** START Document extract **

On Thursday, March 14, 2024 at 6:04:26 AM UTC-4 Frank Moore wrote:
> Since not all the output variables are in ring R (the 2nd half of graphR),
> I interpret this to mean that
b = (u1 + u2 + v1 + v2)> is NOT in the image of
f().
> Is that right ?
This certainly holds when both rings are polynomial rings (and is proven in this case on page 369 of CLO). I haven't worked through the details in the case of a fraction field, but I think similar modifications to what was in Chapter 3 could be made to prove it in this case.
As for writing a new function, give it a shot! If you have trouble, just reach out once more and I can help.
Using your graph ideal variant technique, I've written a new function, called mypreimage(f,b). See attached file.
It's similar to the built-in preimage(), but the second argument b is now a ring element instead of an ideal.
It does not work when b has a nontrivial denominator, but that's good enough for me now.
So I'm pretty happy with it, but there are 2 areas where I'm not sure I've done things in a good M2 way:
1. Before exiting the function, I try to restore the previous state of things with these 3 lines:
use R;
use F;
erase( unused_0 ) ;
The two use statements are needed because without them, the indeterminates are considered
to be in the ring graphR.
2. because the new indeterminate name y might conflict with an existing name, I wrote a function
unusedindeterminate() to get a new name that does not conflict.
Are there any better ways to do these things ?
Unfortunately, even when b is in the image of f(), mypreimage() can compute an invalid preimage,
where some of the output indeterminates are not in the source R.
The only time I've seen this happen is when f() is not injective.
Here is an example:
F = frac( QQ[u1,v1,u2,v2] )

** END Document extract **

◆ Required task 1
Reproduce verbatim the span of the Macaulay2 preimage thread starting at "2. because the" and ending at "the source R.".
◆ Required task 2
Extend the Macaulay2 preimage thread from the point where its text stops.

** START Information supplied **

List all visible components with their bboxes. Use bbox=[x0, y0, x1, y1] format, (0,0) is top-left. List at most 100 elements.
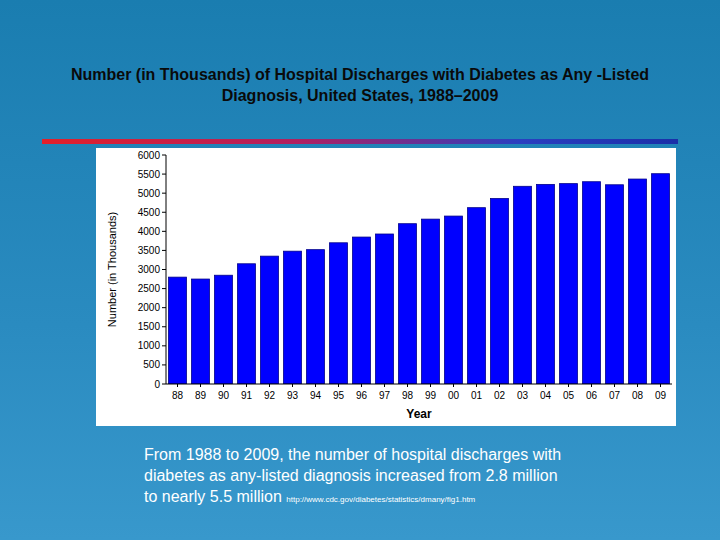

** END Information supplied **

◆ Task answer 1
2. because the new indeterminate name y might conflict with an existing name, I wrote a function
unusedindeterminate() to get a new name that does not conflict.
Are there any better ways to do these things ?
Unfortunately, even when b is in the image of f(), mypreimage() can compute an invalid preimage,
where some of the output indeterminates are not in the source R.

◆ Task answer 2
p = u1*u2*v1*v2 ;
s = (v1*v2 - u1*u2) / 2 ;
c = (v1*v2 + u1*u2) / 2 ;
z1 = (v1 - u1) + (v2 - u2) ;
z1c = (1/v1 - 1/u1) + (1/v2 - 1/u2) ;
R = QQ[P,S,C,Z1,Z1C]
f = map( F, R, {p,s,c,z1,z1c} )
kernel( f )
= ideal( S^2 − C^2 + P ) -- so f is not injective
b = (v1 - u1)*(v2 - u1)*(v1 - u2)*(v2 - u2)
f( 4*S^2 + P*Z1*Z1C ) == b -- so b is in the image of f()
= true
mypreimage( f, b )
= (2*v1*S*Z1 + 2*v2*S*Z1 - 4*S^2 - S*Z1^2 - C*Z1^2)*(-1)
So unfortunately, this polynomial has v1 and v2.
Interestingly, the result depends on the order of the indeterminates in R.
If P is moved from first to last, then mypreimage(f,b) is succesful and returns
what I want: 4*S^2 + P*Z1*Z1C.
Another problem I've had with fraction fields is that kernel() fails
when QQ is replace by QQ[i]/(i^2+1). The error message is:
And I have no idea what this means.
So considering these two problems, I'm planning a new approach.
Since I need to write a function anyway, I plan to go back to what
I mentioned earlier in this conversation:
convert from fraction field version to a polynomial version,
use the built-in preimage()for that,
and then convert the result back to the fraction field version.
It may take some time.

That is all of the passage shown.